» **OBJETIVO PLANTEADO A**
Indica si cada una de las afirmaciones (i), (ii) y (iii) concuerda con el texto sobre la película de Jack y sus padres, y apoya cada respuesta (sí o no) con las palabras decisivas del texto citadas literalmente. (i) El padre de Jack representa la severidad. (ii) La película comienza con una cita del libro de Job. (iii) Una voz masculina anuncia que hay dos caminos en la vida.
» **OBJETIVO PLANTEADO B**
Prosigue el texto sobre la película de Jack y sus padres a partir de su última oración.

» **DOCUMENTO FUENTE**
※ ※ ※
La sinopsis del film es ésta: En los Estados Unidos de los años 50, Jack
(Hunter McCracken) es un niño que vive con sus hermanos y sus padres.
Mientras que su madre, la señora O’Brien (Jessica Chastain) encarna el amor
y la ternura, su padre (Brad Pitt) representa la severidad, pues la cree
necesaria para enseñarle al niño a enfrentarse a un mundo hostil. Ese
proceso de formación se extiende desde la niñez hasta la edad adulta. Es
entonces cuando Jack (Sean Penn) evoca los momentos trascendentes de su
infancia y trata de comprender qué influencia tuvieron sobre él y hasta qué
punto determinaron su vida.

Sobre este aparentemente sencillo entramado, “pocas veces el cine ha
hablado de Dios, de paternidad, de maternidad, de filiación, de hermandad,
de matrimonio, de libertad, de pecado, de gracia, de perdón, del misterio
del dolor, con la capacidad de sugerencia de esta película, que
evidentemente es mucho más que una reflexión abstracta y desapasionada y
tiene mucho de experiencia personal”, dice Alberto Fijo (

http://www.filasiete.com/criticas/el-arbol-de-la-vida

).

Así queda claro desde el inicio del film, que abre con la cita bíblica
completa del libro de Job, 38, 4-7: “¿Dónde estabas cuando Yo cimentaba la
tierra? / Explícamelo, si tanto sabes. / ¿Quién fijó sus dimensiones, si lo
sabes, / o quién extendió sobre ella el cordel? / ¿Sobre qué se apoyan sus
pilares? / ¿Quién asentó su piedra angular, / cuando cantaban a una las
estrellas matutinas, / y aclamaban todos los ángeles de Dios?”. A
continuación, diversas voces masculinas recitan en off: “Madre…
padre… hermano…”. Y culmina esta especie de introito una voz femenina que
sienta las dos coordenadas del filme: “Hay dos caminos que puedes seguir en
la vida: el de la naturaleza y el de la gracia”. La misma voz advierte que
“debes elegir cuál vas a seguir”. Y explica que el camino de la gracia no
teme desagradar ni huye de los sacrificios, mientras que el camino de la
naturaleza tiende a la autocomplacencia y a la autoafirmación sobre los
demás. Afortunadamente, se nos ha dado la posibilidad de retornar en
cualquier momento, incluso en el último, al camino de la gracia.
※ ※ ※
» **DATOS PROPORCIONADOS**
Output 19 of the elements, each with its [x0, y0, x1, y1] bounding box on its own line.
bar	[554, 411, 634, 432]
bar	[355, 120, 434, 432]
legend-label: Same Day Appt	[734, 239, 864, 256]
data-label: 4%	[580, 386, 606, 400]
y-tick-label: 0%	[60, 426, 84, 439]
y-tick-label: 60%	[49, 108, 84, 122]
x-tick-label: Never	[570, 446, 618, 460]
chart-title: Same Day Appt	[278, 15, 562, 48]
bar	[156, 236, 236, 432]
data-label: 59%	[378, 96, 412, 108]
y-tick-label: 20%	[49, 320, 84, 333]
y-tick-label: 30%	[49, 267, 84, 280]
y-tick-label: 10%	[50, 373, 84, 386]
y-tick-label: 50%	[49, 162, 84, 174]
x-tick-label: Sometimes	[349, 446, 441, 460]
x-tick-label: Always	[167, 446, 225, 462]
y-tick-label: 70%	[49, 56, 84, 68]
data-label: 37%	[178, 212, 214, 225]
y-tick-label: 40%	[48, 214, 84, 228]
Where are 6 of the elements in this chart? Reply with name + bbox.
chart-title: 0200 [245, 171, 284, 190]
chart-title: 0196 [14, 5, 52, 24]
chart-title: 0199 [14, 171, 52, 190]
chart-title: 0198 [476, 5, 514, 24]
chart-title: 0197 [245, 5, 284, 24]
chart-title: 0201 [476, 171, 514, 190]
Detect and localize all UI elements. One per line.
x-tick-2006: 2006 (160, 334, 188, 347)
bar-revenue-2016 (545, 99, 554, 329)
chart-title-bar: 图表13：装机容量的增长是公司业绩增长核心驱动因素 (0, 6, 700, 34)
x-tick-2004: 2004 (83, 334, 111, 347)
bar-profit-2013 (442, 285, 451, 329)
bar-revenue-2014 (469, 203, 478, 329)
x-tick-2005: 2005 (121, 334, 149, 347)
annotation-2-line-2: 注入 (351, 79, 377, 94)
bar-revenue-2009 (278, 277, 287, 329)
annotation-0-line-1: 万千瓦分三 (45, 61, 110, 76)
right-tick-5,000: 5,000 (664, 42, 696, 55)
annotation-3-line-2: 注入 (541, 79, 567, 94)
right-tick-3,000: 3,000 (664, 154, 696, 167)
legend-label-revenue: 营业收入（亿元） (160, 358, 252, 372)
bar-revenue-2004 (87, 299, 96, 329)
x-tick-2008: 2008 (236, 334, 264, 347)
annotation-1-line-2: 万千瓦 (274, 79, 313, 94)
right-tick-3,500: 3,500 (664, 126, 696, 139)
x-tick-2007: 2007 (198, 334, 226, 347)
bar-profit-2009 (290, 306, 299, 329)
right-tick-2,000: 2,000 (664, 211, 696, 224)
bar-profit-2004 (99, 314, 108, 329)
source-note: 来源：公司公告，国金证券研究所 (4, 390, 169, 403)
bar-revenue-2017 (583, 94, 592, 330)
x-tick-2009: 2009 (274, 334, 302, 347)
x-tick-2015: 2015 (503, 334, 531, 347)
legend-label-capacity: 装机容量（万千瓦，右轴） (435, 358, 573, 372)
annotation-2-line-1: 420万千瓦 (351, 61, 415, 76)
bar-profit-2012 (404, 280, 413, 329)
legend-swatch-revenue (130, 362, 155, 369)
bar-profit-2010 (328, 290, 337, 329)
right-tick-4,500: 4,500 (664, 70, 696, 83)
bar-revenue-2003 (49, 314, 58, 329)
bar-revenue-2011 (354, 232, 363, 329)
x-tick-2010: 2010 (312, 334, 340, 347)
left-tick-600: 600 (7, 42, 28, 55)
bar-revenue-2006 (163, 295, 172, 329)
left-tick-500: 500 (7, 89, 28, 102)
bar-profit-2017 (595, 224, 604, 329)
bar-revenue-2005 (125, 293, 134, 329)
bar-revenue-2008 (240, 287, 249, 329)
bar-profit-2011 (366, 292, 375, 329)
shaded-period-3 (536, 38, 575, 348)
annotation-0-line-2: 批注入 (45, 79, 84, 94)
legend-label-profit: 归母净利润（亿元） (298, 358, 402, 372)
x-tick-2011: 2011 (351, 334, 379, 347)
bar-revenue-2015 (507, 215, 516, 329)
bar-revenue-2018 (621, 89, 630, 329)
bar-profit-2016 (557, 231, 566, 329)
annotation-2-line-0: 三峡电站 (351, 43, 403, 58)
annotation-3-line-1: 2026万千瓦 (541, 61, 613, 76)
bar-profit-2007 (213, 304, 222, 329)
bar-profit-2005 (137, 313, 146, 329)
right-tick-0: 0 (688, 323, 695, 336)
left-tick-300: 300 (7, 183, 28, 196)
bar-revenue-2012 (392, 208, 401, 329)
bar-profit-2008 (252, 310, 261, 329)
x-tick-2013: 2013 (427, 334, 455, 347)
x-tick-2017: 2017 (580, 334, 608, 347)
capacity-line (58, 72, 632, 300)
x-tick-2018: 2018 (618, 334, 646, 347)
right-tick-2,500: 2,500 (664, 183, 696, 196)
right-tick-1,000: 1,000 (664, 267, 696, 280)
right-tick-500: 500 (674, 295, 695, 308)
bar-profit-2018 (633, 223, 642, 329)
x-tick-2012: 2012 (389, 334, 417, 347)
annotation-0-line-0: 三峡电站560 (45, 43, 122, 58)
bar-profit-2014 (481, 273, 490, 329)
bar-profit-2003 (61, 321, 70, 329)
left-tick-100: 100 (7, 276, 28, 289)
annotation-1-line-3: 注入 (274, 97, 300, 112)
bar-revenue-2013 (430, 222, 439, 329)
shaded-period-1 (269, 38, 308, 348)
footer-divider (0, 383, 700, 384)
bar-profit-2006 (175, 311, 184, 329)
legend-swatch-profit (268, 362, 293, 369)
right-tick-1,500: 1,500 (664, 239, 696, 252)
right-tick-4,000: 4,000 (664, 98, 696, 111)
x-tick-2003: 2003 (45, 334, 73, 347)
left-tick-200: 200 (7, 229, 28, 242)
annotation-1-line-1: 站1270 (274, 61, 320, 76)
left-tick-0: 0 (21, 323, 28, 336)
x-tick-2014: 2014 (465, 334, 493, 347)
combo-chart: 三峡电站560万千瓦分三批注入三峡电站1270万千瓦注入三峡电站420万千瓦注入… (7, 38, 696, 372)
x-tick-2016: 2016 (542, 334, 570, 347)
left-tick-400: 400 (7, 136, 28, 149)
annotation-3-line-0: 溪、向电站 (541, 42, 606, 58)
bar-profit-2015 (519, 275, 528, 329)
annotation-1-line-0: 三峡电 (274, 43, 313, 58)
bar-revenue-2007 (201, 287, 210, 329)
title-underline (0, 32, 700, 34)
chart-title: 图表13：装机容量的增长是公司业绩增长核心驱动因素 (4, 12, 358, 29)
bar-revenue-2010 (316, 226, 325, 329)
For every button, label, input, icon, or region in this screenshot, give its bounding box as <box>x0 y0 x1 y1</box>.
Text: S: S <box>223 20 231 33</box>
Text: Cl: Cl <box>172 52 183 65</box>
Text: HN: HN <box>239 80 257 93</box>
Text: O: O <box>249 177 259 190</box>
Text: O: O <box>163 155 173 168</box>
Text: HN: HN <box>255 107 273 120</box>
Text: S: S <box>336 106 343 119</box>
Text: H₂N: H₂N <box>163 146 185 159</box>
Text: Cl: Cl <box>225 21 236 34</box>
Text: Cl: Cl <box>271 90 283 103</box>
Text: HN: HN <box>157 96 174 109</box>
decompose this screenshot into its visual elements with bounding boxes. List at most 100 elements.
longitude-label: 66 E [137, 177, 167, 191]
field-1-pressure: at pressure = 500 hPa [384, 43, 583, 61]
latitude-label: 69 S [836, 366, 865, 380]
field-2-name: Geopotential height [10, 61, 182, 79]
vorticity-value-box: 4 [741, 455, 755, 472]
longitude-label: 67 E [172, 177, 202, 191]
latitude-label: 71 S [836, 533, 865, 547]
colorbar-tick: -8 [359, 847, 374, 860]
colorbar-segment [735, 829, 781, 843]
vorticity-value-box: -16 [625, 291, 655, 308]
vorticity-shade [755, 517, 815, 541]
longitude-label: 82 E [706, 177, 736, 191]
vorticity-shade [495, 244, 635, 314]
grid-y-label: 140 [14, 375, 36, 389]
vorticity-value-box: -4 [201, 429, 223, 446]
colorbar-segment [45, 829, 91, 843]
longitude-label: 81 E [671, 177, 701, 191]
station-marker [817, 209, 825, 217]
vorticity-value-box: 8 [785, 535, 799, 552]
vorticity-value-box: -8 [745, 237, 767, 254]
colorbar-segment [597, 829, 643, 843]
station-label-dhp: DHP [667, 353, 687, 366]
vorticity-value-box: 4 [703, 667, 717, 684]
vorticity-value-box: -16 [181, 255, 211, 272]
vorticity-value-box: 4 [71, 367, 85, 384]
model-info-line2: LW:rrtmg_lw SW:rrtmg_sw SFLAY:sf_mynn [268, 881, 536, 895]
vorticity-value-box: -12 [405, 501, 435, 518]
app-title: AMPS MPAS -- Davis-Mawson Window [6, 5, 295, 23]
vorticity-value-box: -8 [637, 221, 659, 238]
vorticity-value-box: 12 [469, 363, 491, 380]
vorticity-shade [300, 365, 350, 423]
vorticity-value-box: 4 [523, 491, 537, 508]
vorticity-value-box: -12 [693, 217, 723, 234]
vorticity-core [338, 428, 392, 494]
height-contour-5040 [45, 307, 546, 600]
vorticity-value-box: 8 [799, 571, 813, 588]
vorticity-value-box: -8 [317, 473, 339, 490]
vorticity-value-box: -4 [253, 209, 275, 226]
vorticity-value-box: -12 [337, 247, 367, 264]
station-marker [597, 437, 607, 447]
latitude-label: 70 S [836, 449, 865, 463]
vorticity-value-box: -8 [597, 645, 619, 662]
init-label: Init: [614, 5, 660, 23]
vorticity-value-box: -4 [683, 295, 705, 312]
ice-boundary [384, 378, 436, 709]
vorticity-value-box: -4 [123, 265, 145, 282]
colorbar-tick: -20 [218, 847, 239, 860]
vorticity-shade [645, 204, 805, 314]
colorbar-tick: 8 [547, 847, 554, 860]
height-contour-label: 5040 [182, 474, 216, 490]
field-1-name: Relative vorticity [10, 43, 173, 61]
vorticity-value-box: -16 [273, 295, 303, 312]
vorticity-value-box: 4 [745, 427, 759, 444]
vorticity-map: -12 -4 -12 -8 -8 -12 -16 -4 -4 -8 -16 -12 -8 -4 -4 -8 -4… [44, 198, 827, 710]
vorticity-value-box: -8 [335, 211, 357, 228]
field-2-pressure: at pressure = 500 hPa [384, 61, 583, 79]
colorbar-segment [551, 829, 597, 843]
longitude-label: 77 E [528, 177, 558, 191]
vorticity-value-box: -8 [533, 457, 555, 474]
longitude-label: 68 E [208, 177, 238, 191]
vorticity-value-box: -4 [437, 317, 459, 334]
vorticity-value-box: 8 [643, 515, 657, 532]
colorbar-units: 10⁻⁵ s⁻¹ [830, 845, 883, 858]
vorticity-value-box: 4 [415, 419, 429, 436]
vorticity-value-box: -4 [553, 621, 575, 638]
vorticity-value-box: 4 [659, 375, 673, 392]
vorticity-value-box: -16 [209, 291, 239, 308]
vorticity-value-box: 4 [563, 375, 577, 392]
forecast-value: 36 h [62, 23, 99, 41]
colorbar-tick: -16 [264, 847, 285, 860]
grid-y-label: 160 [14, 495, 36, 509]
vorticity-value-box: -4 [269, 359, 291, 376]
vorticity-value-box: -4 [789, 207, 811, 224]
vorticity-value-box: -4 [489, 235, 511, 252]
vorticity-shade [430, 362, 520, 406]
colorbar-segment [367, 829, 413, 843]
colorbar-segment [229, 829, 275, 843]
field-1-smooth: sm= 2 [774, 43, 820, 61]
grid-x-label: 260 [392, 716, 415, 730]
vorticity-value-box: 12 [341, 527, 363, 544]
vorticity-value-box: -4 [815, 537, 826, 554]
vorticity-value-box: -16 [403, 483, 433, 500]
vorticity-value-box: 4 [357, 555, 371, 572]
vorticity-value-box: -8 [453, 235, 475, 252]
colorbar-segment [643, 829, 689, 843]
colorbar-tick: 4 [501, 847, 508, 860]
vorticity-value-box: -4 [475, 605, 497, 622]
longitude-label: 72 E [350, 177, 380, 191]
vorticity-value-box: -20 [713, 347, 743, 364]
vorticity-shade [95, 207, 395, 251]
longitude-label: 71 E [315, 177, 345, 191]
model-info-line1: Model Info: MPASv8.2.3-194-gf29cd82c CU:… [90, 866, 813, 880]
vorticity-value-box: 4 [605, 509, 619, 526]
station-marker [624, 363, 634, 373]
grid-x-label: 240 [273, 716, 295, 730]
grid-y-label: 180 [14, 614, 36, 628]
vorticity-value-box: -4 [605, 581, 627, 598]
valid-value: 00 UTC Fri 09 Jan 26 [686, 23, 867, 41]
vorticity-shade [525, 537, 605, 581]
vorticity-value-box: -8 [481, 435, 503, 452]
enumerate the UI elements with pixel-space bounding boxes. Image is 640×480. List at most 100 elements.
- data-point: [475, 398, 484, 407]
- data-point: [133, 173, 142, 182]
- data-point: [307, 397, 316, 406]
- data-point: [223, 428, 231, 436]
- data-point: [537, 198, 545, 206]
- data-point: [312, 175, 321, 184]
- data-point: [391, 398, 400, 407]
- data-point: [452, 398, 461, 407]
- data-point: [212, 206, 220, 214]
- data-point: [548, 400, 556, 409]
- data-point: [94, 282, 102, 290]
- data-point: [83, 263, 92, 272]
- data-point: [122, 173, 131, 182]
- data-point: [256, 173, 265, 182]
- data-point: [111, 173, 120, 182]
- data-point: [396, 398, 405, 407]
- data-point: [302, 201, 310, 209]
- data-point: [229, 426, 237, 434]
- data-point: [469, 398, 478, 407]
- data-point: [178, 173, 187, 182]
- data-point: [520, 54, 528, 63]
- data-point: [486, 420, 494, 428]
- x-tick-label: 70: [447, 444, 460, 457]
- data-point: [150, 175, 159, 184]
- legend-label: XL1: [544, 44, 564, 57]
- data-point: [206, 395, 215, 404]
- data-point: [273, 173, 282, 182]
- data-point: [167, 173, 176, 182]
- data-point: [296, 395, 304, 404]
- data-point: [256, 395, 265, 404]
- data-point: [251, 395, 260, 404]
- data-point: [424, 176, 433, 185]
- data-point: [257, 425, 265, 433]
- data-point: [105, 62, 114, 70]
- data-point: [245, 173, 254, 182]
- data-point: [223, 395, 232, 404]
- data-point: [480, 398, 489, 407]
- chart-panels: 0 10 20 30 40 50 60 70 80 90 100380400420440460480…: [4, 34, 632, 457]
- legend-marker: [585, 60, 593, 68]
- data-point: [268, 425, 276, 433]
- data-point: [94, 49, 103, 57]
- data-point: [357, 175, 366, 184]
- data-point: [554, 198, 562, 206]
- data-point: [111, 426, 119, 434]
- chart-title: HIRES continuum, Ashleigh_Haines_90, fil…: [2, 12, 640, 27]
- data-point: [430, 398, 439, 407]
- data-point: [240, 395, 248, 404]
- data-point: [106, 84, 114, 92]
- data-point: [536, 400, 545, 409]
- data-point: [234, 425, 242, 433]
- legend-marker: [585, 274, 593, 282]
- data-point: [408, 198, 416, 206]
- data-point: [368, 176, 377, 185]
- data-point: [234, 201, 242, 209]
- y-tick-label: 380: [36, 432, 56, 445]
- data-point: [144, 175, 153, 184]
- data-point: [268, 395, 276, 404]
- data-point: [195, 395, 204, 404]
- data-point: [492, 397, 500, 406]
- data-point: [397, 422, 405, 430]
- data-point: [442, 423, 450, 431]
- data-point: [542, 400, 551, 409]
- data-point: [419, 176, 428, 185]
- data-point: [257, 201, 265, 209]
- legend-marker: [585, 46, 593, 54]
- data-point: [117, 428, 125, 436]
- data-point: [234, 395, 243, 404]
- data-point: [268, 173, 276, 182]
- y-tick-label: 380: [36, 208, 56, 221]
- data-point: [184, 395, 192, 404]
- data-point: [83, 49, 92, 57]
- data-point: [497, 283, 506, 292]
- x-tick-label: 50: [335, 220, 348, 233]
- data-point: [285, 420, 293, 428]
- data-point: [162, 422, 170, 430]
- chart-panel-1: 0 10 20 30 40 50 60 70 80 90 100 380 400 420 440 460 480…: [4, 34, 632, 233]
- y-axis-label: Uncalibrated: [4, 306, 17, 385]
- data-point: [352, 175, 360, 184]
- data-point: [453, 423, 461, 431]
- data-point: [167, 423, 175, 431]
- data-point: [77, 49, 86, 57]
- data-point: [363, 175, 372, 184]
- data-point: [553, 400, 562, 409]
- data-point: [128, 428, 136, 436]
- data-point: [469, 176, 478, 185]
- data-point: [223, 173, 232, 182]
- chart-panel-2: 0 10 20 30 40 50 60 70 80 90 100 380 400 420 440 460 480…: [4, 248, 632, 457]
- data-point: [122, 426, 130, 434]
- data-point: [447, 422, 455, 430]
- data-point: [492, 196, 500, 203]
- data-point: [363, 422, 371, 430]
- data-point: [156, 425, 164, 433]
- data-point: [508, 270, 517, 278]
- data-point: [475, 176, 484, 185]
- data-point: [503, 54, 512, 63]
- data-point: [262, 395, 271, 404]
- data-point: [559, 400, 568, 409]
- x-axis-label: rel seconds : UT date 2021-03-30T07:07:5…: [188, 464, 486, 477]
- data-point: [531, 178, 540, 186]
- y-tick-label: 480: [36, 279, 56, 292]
※ ※ ※
» **RESPUESTA DEL EJERCICIO A**
(i) Sí: «su padre (Brad Pitt) representa la severidad».
(ii) Sí: «que abre con la cita bíblica completa del libro de Job, 38, 4-7».
(iii) No: «culmina esta especie de introito una voz femenina que sienta las dos coordenadas del filme».

» **RESPUESTA DEL EJERCICIO B**
A esos dilemas, subrayados por el rotundo desafío del sufrimiento, se
enfrenta en los años 60 la señora O’Brien. Y clama a Dios con desgarradora
sinceridad, pues se siente incapaz de sortear la desesperación ante la
muerte del pequeño de sus tres hijos. “Ahora está en manos de Dios”, la
consuela su esposo. “¿Pero no ha estado siempre en sus manos?”, le responde
ella con pasmosa lucidez.

Una angustia similar a la de la madre O’Brien atenaza ya en nuestros días a
su hijo mayor, Jack (Sean Penn), un insatisfecho ejecutivo de éxito, que se
siente vacío, y ansía reencontrarse con sus raíces y con Dios. Para ello,
rememora con Él su infancia y adolescencia, iluminadas por las felices
correrías con sus hermanos, y ensombrecidas por su progresivo alejamiento
de su padre, un hombre íntegro, piadoso y cordial, pero voluntarista, que
trata a sus hijos con excesivo rigor.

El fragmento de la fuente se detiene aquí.